* Prompt *
Repeat every record below exactly, but leave out any pictures.
────────────────
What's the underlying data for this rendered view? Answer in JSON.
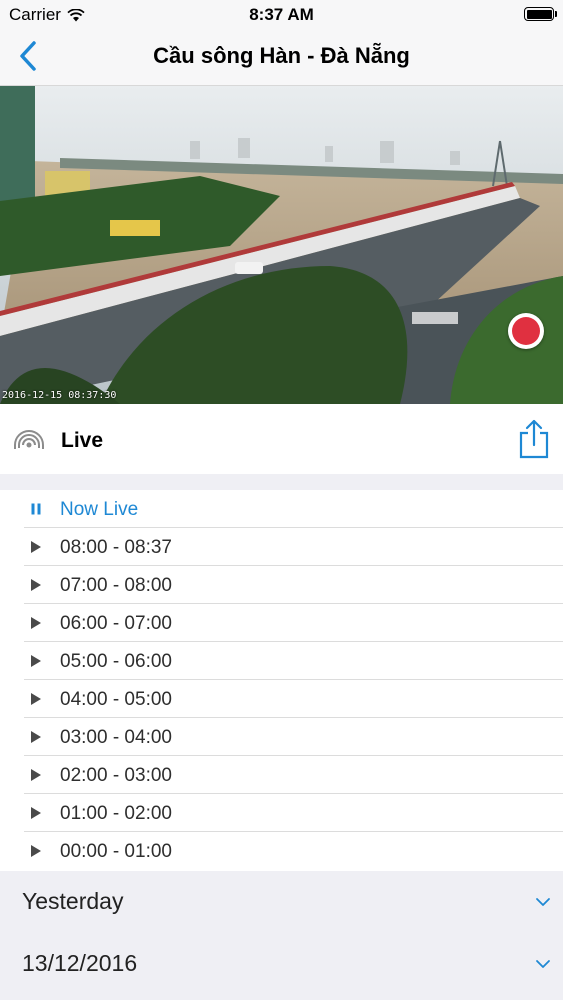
{
  "status_bar": {
    "carrier": "Carrier",
    "time": "8:37 AM"
  },
  "nav": {
    "title": "Cầu sông Hàn - Đà Nẵng"
  },
  "camera": {
    "timestamp": "2016-12-15 08:37:30"
  },
  "live": {
    "label": "Live"
  },
  "playlist": {
    "now_live": "Now Live",
    "items": [
      "08:00 - 08:37",
      "07:00 - 08:00",
      "06:00 - 07:00",
      "05:00 - 06:00",
      "04:00 - 05:00",
      "03:00 - 04:00",
      "02:00 - 03:00",
      "01:00 - 02:00",
      "00:00 - 01:00"
    ]
  },
  "sections": [
    {
      "label": "Yesterday"
    },
    {
      "label": "13/12/2016"
    }
  ],
  "colors": {
    "accent": "#1e88d4",
    "record": "#e03040",
    "group_background": "#efeff4"
  }
}
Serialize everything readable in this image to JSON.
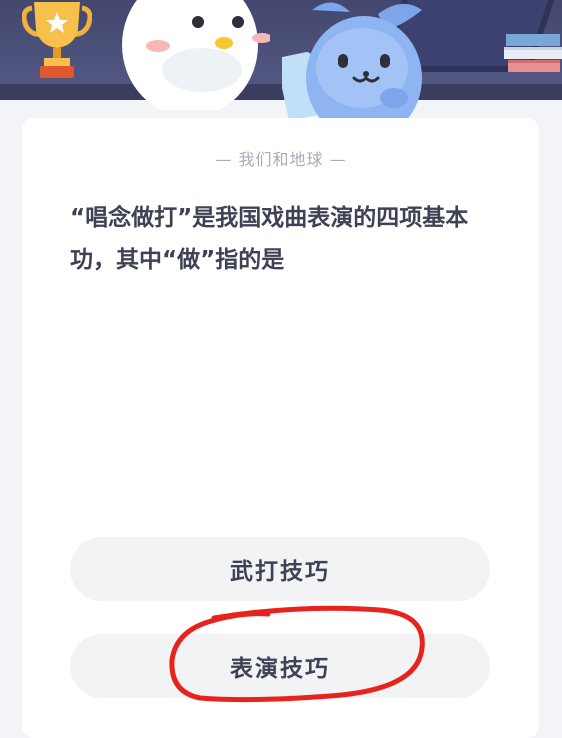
{
  "quiz": {
    "category": "— 我们和地球 —",
    "question": "“唱念做打”是我国戏曲表演的四项基本功，其中“做”指的是",
    "options": [
      {
        "label": "武打技巧"
      },
      {
        "label": "表演技巧"
      }
    ]
  },
  "colors": {
    "header_bg": "#4a4f78",
    "card_bg": "#ffffff",
    "option_bg": "#f1f3f5",
    "text_main": "#3e4254",
    "text_muted": "#a7abb8",
    "annotation_red": "#e8231d"
  },
  "icons": [
    "trophy-icon",
    "books-icon",
    "white-mascot-illustration",
    "blue-mascot-illustration"
  ]
}
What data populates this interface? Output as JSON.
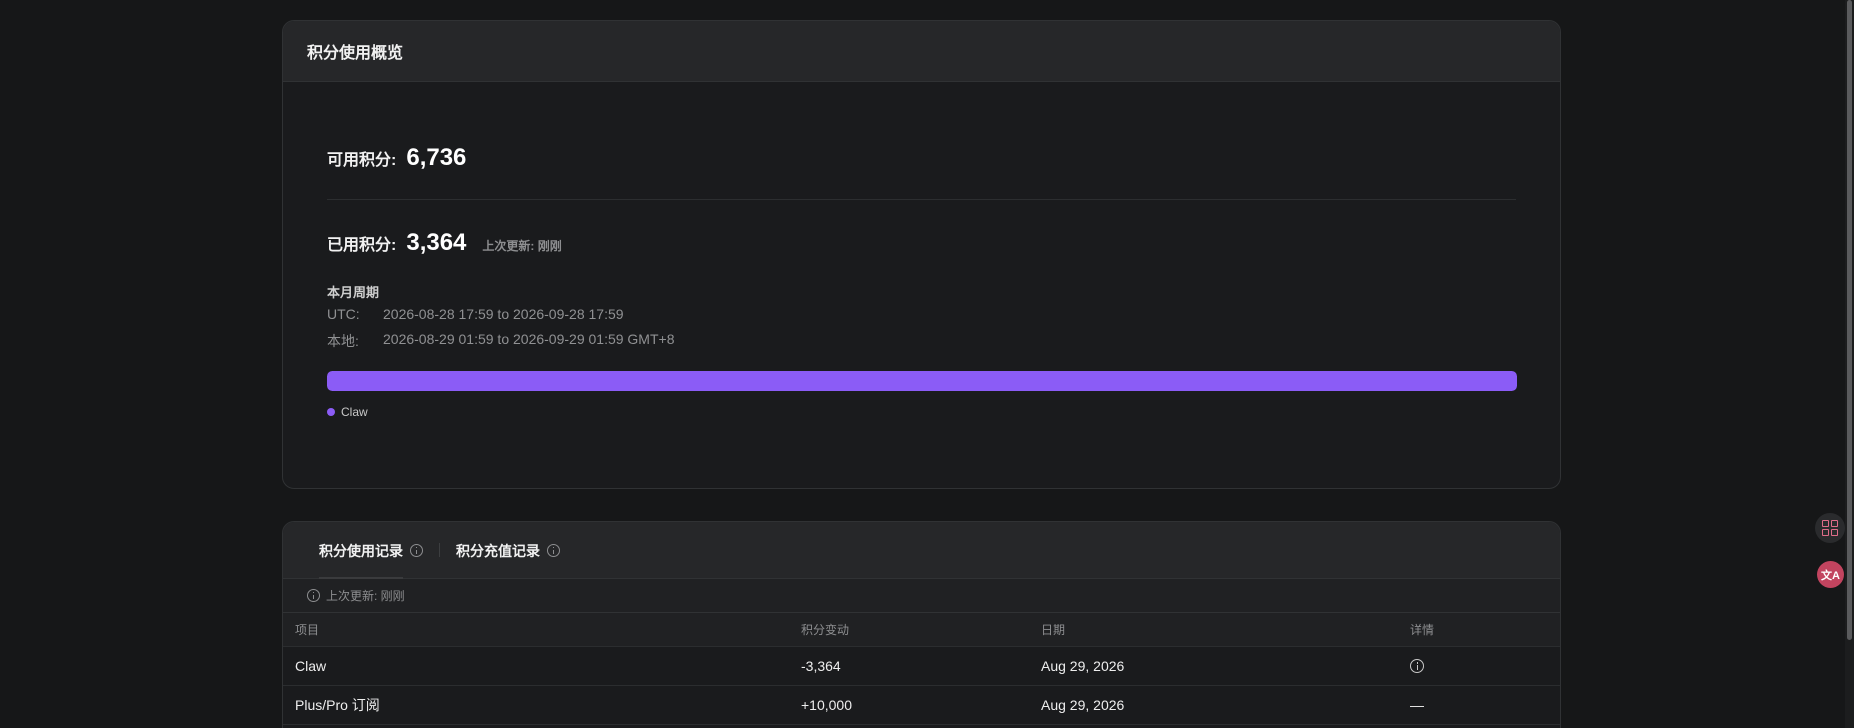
{
  "overview": {
    "title": "积分使用概览",
    "available_label": "可用积分:",
    "available_value": "6,736",
    "used_label": "已用积分:",
    "used_value": "3,364",
    "updated_text": "上次更新: 刚刚",
    "cycle": {
      "title": "本月周期",
      "utc_label": "UTC:",
      "utc_range": "2026-08-28 17:59 to 2026-09-28 17:59",
      "local_label": "本地:",
      "local_range": "2026-08-29 01:59 to 2026-09-29 01:59 GMT+8"
    },
    "usage_bar": {
      "fill_fraction": 1.0,
      "color": "#8b5cf6"
    },
    "legend": [
      {
        "label": "Claw",
        "color": "#8b5cf6"
      }
    ]
  },
  "records": {
    "tabs": [
      {
        "label": "积分使用记录",
        "active": true
      },
      {
        "label": "积分充值记录",
        "active": false
      }
    ],
    "updated_text": "上次更新: 刚刚",
    "columns": [
      "项目",
      "积分变动",
      "日期",
      "详情"
    ],
    "rows": [
      {
        "item": "Claw",
        "change": "-3,364",
        "date": "Aug 29, 2026",
        "detail": "info-icon"
      },
      {
        "item": "Plus/Pro 订阅",
        "change": "+10,000",
        "date": "Aug 29, 2026",
        "detail": "—"
      }
    ]
  },
  "floating": {
    "apps_icon": "apps-grid-icon",
    "translate_icon": "translate-icon",
    "translate_glyph": "文A"
  }
}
────────────────
* Result *
What's the underlying data for this rendered view? Answer in JSON.
{
  "status_bar": {
    "carrier": "Carrier",
    "time": "8:37 AM"
  },
  "nav": {
    "title": "Cầu sông Hàn - Đà Nẵng"
  },
  "camera": {
    "timestamp": "2016-12-15 08:37:30"
  },
  "live": {
    "label": "Live"
  },
  "playlist": {
    "now_live": "Now Live",
    "items": [
      "08:00 - 08:37",
      "07:00 - 08:00",
      "06:00 - 07:00",
      "05:00 - 06:00",
      "04:00 - 05:00",
      "03:00 - 04:00",
      "02:00 - 03:00",
      "01:00 - 02:00",
      "00:00 - 01:00"
    ]
  },
  "sections": [
    {
      "label": "Yesterday"
    },
    {
      "label": "13/12/2016"
    }
  ],
  "colors": {
    "accent": "#1e88d4",
    "record": "#e03040",
    "group_background": "#efeff4"
  }
}
Serialize everything readable in this image to JSON.
{
  "quiz": {
    "category": "— 我们和地球 —",
    "question": "“唱念做打”是我国戏曲表演的四项基本功，其中“做”指的是",
    "options": [
      {
        "label": "武打技巧"
      },
      {
        "label": "表演技巧"
      }
    ]
  },
  "colors": {
    "header_bg": "#4a4f78",
    "card_bg": "#ffffff",
    "option_bg": "#f1f3f5",
    "text_main": "#3e4254",
    "text_muted": "#a7abb8",
    "annotation_red": "#e8231d"
  },
  "icons": [
    "trophy-icon",
    "books-icon",
    "white-mascot-illustration",
    "blue-mascot-illustration"
  ]
}
What data populates this interface? Output as JSON.
{
  "overview": {
    "title": "积分使用概览",
    "available_label": "可用积分:",
    "available_value": "6,736",
    "used_label": "已用积分:",
    "used_value": "3,364",
    "updated_text": "上次更新: 刚刚",
    "cycle": {
      "title": "本月周期",
      "utc_label": "UTC:",
      "utc_range": "2026-08-28 17:59 to 2026-09-28 17:59",
      "local_label": "本地:",
      "local_range": "2026-08-29 01:59 to 2026-09-29 01:59 GMT+8"
    },
    "usage_bar": {
      "fill_fraction": 1.0,
      "color": "#8b5cf6"
    },
    "legend": [
      {
        "label": "Claw",
        "color": "#8b5cf6"
      }
    ]
  },
  "records": {
    "tabs": [
      {
        "label": "积分使用记录",
        "active": true
      },
      {
        "label": "积分充值记录",
        "active": false
      }
    ],
    "updated_text": "上次更新: 刚刚",
    "columns": [
      "项目",
      "积分变动",
      "日期",
      "详情"
    ],
    "rows": [
      {
        "item": "Claw",
        "change": "-3,364",
        "date": "Aug 29, 2026",
        "detail": "info-icon"
      },
      {
        "item": "Plus/Pro 订阅",
        "change": "+10,000",
        "date": "Aug 29, 2026",
        "detail": "—"
      }
    ]
  },
  "floating": {
    "apps_icon": "apps-grid-icon",
    "translate_icon": "translate-icon",
    "translate_glyph": "文A"
  }
}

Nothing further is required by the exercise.